EXERCISE PROMPT » Show all lines from the listing below that contain "Alaska".

THE DATA »
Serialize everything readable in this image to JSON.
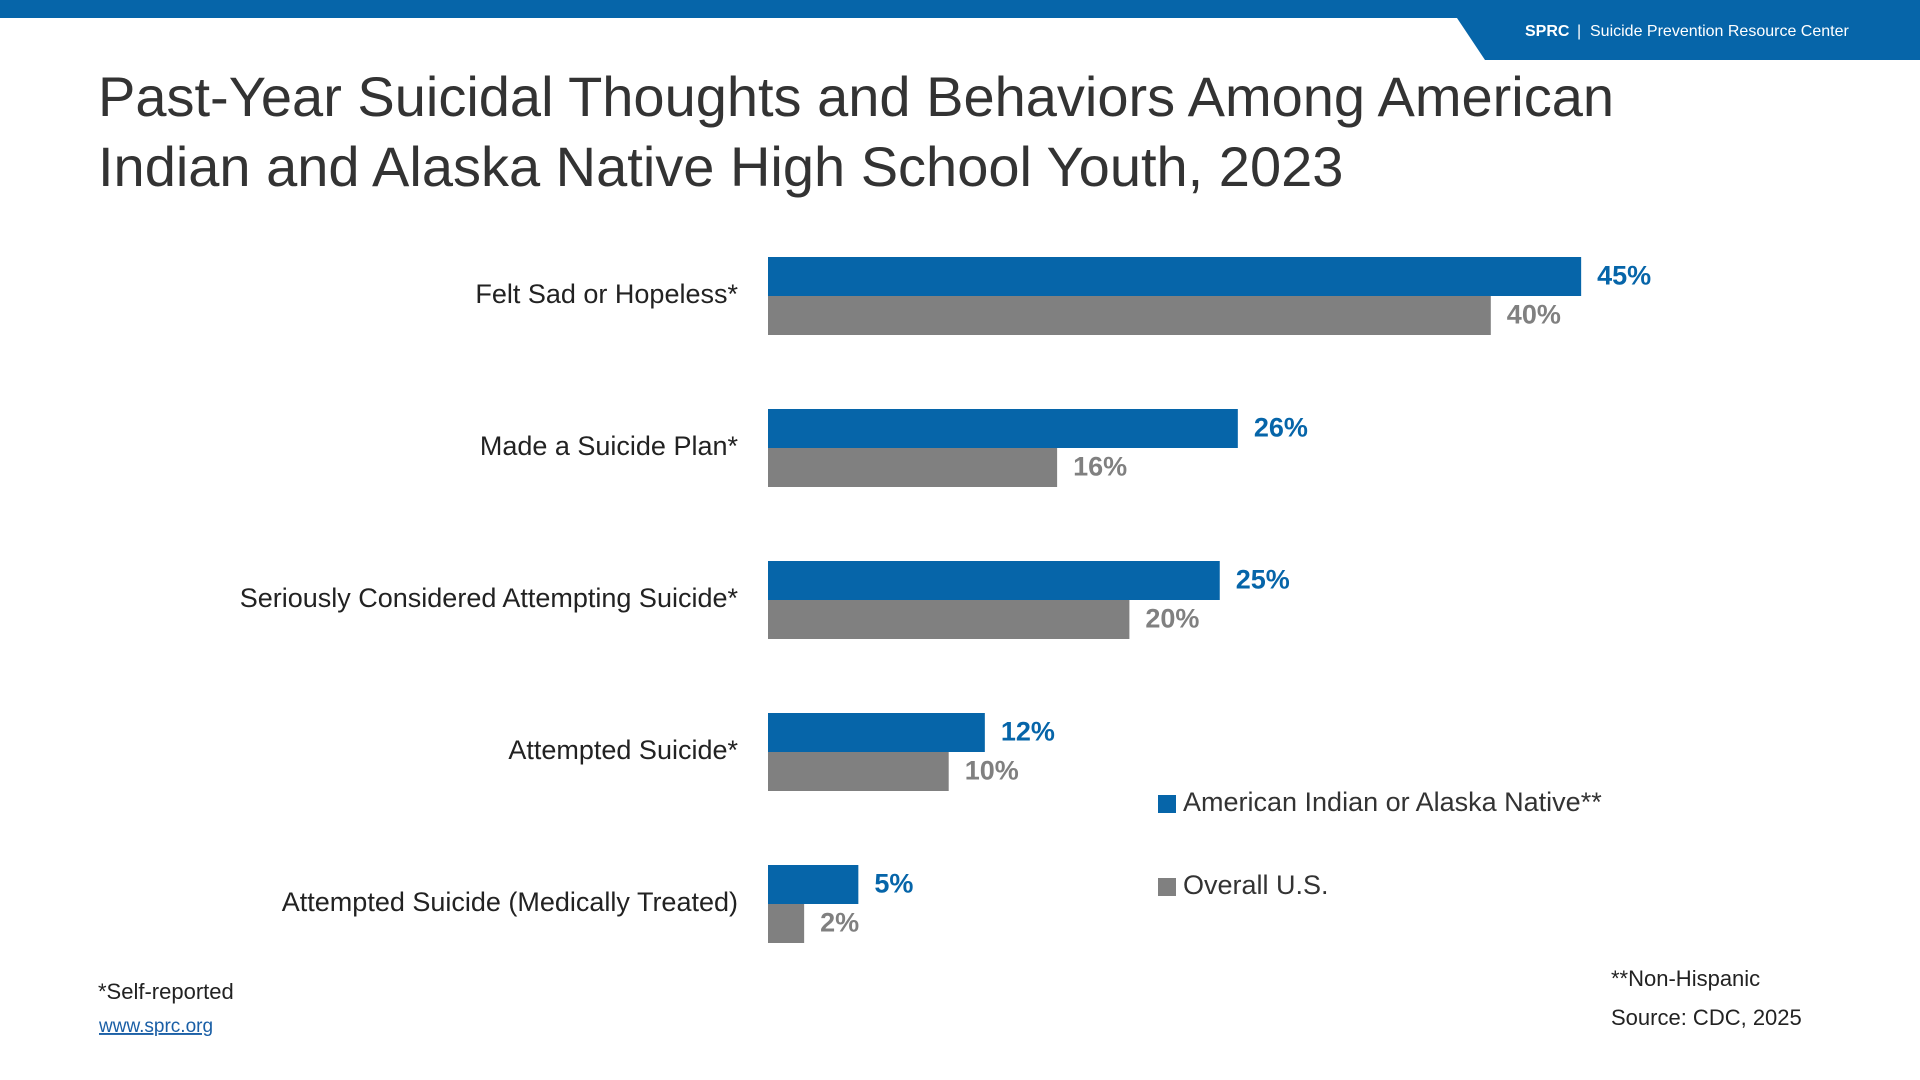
{
  "header": {
    "org": "SPRC",
    "separator": "|",
    "name": "Suicide Prevention Resource Center"
  },
  "chart_data": {
    "type": "bar",
    "orientation": "horizontal",
    "title": "Past-Year Suicidal Thoughts and Behaviors Among American Indian and Alaska Native High School Youth, 2023",
    "categories": [
      "Felt Sad or Hopeless*",
      "Made a Suicide Plan*",
      "Seriously Considered Attempting Suicide*",
      "Attempted Suicide*",
      "Attempted Suicide (Medically Treated)"
    ],
    "series": [
      {
        "name": "American Indian or Alaska Native**",
        "color": "#0665a9",
        "values": [
          45,
          26,
          25,
          12,
          5
        ],
        "value_labels": [
          "45%",
          "26%",
          "25%",
          "12%",
          "5%"
        ]
      },
      {
        "name": "Overall U.S.",
        "color": "#808080",
        "values": [
          40,
          16,
          20,
          10,
          2
        ],
        "value_labels": [
          "40%",
          "16%",
          "20%",
          "10%",
          "2%"
        ]
      }
    ],
    "legend": "lower-right"
  },
  "footnotes": {
    "left": "*Self-reported",
    "link": "www.sprc.org",
    "right": [
      "**Non-Hispanic",
      "Source: CDC, 2025"
    ]
  }
}
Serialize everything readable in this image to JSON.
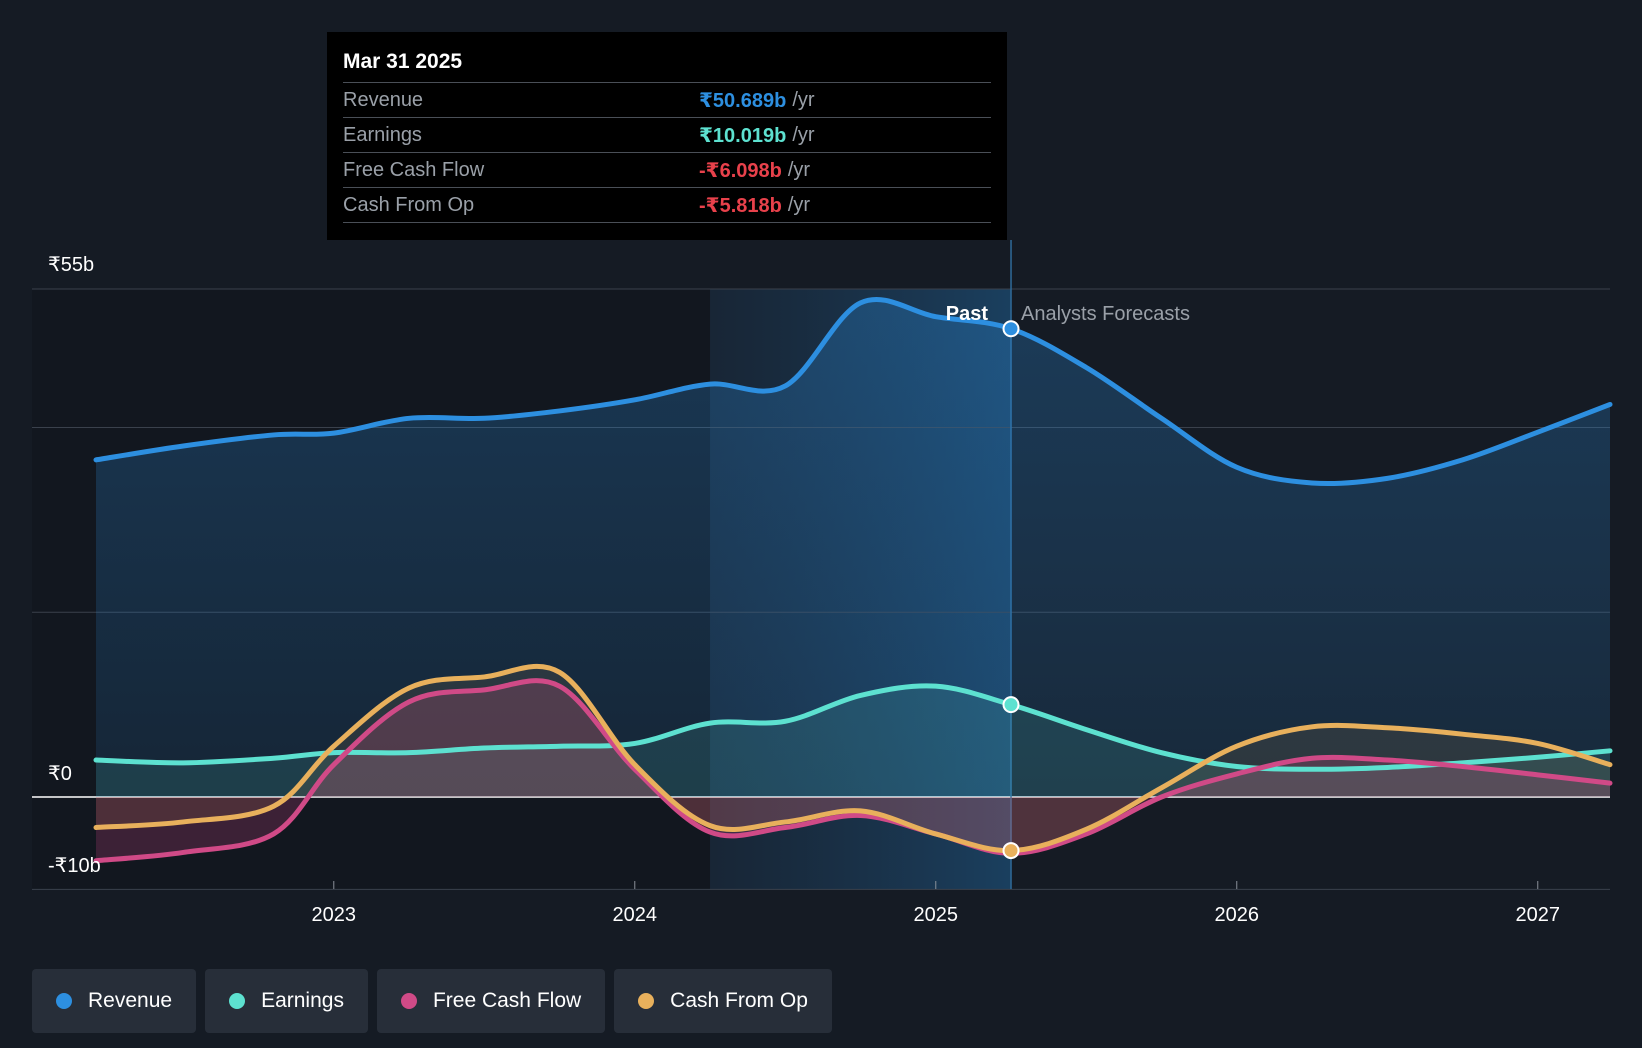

RESULT »
    "title": "Past-Year Suicidal Thoughts and Behaviors Among American Indian and Alaska Native High School Youth, 2023",
        "name": "American Indian or Alaska Native**",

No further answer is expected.